** WRITTEN REQUEST **
Can you restate the records below word for word?
_ _ _ _ _
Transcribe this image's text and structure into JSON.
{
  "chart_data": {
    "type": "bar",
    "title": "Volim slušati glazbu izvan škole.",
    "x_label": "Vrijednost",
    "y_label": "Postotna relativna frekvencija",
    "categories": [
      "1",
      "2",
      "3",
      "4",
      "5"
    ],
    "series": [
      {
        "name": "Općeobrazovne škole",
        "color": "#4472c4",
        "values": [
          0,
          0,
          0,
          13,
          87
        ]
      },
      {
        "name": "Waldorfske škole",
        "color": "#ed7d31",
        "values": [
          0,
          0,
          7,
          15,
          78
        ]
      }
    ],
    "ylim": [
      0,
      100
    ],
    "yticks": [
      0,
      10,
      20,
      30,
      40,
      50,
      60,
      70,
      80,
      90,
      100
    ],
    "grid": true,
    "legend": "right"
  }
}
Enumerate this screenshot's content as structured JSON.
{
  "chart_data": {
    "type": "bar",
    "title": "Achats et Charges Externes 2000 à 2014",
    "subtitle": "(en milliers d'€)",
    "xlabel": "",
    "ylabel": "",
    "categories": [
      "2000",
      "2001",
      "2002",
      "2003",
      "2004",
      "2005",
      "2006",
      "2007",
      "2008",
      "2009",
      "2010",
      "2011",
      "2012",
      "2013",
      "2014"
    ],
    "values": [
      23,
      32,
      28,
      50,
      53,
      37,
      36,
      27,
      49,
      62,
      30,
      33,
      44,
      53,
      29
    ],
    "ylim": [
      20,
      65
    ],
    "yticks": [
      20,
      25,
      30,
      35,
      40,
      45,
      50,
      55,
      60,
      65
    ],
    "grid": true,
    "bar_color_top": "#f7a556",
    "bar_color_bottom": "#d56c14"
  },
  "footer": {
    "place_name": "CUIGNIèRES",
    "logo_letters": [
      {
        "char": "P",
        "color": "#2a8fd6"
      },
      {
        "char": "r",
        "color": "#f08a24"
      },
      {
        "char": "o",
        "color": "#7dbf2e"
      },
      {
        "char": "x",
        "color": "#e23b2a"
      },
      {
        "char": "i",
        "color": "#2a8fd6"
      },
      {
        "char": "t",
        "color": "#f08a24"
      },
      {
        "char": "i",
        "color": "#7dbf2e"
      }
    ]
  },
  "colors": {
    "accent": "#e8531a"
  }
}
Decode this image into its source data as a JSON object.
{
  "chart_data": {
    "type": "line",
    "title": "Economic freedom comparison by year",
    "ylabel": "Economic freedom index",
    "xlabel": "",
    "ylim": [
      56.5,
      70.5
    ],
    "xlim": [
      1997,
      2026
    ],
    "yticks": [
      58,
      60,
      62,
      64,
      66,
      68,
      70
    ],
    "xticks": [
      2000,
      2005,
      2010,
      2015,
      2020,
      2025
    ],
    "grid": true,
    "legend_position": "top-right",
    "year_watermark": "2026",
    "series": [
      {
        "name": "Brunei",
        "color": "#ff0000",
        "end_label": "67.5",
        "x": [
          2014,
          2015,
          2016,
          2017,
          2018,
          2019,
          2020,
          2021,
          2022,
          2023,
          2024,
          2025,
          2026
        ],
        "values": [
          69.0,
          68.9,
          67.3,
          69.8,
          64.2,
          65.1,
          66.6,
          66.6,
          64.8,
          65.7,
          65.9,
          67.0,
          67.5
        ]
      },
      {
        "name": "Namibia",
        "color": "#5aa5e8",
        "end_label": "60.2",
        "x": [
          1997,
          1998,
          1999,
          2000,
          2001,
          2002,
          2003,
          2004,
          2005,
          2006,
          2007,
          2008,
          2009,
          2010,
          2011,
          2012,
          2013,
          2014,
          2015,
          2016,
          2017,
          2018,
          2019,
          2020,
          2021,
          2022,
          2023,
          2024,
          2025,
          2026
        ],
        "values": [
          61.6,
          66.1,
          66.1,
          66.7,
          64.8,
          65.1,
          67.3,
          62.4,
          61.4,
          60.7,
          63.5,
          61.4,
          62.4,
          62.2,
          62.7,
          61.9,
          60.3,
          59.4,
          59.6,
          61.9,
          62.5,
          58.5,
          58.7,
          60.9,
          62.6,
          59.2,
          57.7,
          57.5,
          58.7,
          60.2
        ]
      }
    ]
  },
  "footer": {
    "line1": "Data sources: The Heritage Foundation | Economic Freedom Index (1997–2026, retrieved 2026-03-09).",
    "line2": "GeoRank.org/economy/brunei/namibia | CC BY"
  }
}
_ _ _ _ _
** OUTPUT BELOW **
Transcribe this image's text and structure into JSON.
{
  "chart_data": {
    "type": "bar",
    "title": "Volim slušati glazbu izvan škole.",
    "x_label": "Vrijednost",
    "y_label": "Postotna relativna frekvencija",
    "categories": [
      "1",
      "2",
      "3",
      "4",
      "5"
    ],
    "series": [
      {
        "name": "Općeobrazovne škole",
        "color": "#4472c4",
        "values": [
          0,
          0,
          0,
          13,
          87
        ]
      },
      {
        "name": "Waldorfske škole",
        "color": "#ed7d31",
        "values": [
          0,
          0,
          7,
          15,
          78
        ]
      }
    ],
    "ylim": [
      0,
      100
    ],
    "yticks": [
      0,
      10,
      20,
      30,
      40,
      50,
      60,
      70,
      80,
      90,
      100
    ],
    "grid": true,
    "legend": "right"
  }
}
Enumerate this screenshot's content as structured JSON.
{
  "chart_data": {
    "type": "bar",
    "title": "Achats et Charges Externes 2000 à 2014",
    "subtitle": "(en milliers d'€)",
    "xlabel": "",
    "ylabel": "",
    "categories": [
      "2000",
      "2001",
      "2002",
      "2003",
      "2004",
      "2005",
      "2006",
      "2007",
      "2008",
      "2009",
      "2010",
      "2011",
      "2012",
      "2013",
      "2014"
    ],
    "values": [
      23,
      32,
      28,
      50,
      53,
      37,
      36,
      27,
      49,
      62,
      30,
      33,
      44,
      53,
      29
    ],
    "ylim": [
      20,
      65
    ],
    "yticks": [
      20,
      25,
      30,
      35,
      40,
      45,
      50,
      55,
      60,
      65
    ],
    "grid": true,
    "bar_color_top": "#f7a556",
    "bar_color_bottom": "#d56c14"
  },
  "footer": {
    "place_name": "CUIGNIèRES",
    "logo_letters": [
      {
        "char": "P",
        "color": "#2a8fd6"
      },
      {
        "char": "r",
        "color": "#f08a24"
      },
      {
        "char": "o",
        "color": "#7dbf2e"
      },
      {
        "char": "x",
        "color": "#e23b2a"
      },
      {
        "char": "i",
        "color": "#2a8fd6"
      },
      {
        "char": "t",
        "color": "#f08a24"
      },
      {
        "char": "i",
        "color": "#7dbf2e"
      }
    ]
  },
  "colors": {
    "accent": "#e8531a"
  }
}
Decode this image into its source data as a JSON object.
{
  "chart_data": {
    "type": "line",
    "title": "Economic freedom comparison by year",
    "ylabel": "Economic freedom index",
    "xlabel": "",
    "ylim": [
      56.5,
      70.5
    ],
    "xlim": [
      1997,
      2026
    ],
    "yticks": [
      58,
      60,
      62,
      64,
      66,
      68,
      70
    ],
    "xticks": [
      2000,
      2005,
      2010,
      2015,
      2020,
      2025
    ],
    "grid": true,
    "legend_position": "top-right",
    "year_watermark": "2026",
    "series": [
      {
        "name": "Brunei",
        "color": "#ff0000",
        "end_label": "67.5",
        "x": [
          2014,
          2015,
          2016,
          2017,
          2018,
          2019,
          2020,
          2021,
          2022,
          2023,
          2024,
          2025,
          2026
        ],
        "values": [
          69.0,
          68.9,
          67.3,
          69.8,
          64.2,
          65.1,
          66.6,
          66.6,
          64.8,
          65.7,
          65.9,
          67.0,
          67.5
        ]
      },
      {
        "name": "Namibia",
        "color": "#5aa5e8",
        "end_label": "60.2",
        "x": [
          1997,
          1998,
          1999,
          2000,
          2001,
          2002,
          2003,
          2004,
          2005,
          2006,
          2007,
          2008,
          2009,
          2010,
          2011,
          2012,
          2013,
          2014,
          2015,
          2016,
          2017,
          2018,
          2019,
          2020,
          2021,
          2022,
          2023,
          2024,
          2025,
          2026
        ],
        "values": [
          61.6,
          66.1,
          66.1,
          66.7,
          64.8,
          65.1,
          67.3,
          62.4,
          61.4,
          60.7,
          63.5,
          61.4,
          62.4,
          62.2,
          62.7,
          61.9,
          60.3,
          59.4,
          59.6,
          61.9,
          62.5,
          58.5,
          58.7,
          60.9,
          62.6,
          59.2,
          57.7,
          57.5,
          58.7,
          60.2
        ]
      }
    ]
  },
  "footer": {
    "line1": "Data sources: The Heritage Foundation | Economic Freedom Index (1997–2026, retrieved 2026-03-09).",
    "line2": "GeoRank.org/economy/brunei/namibia | CC BY"
  }
}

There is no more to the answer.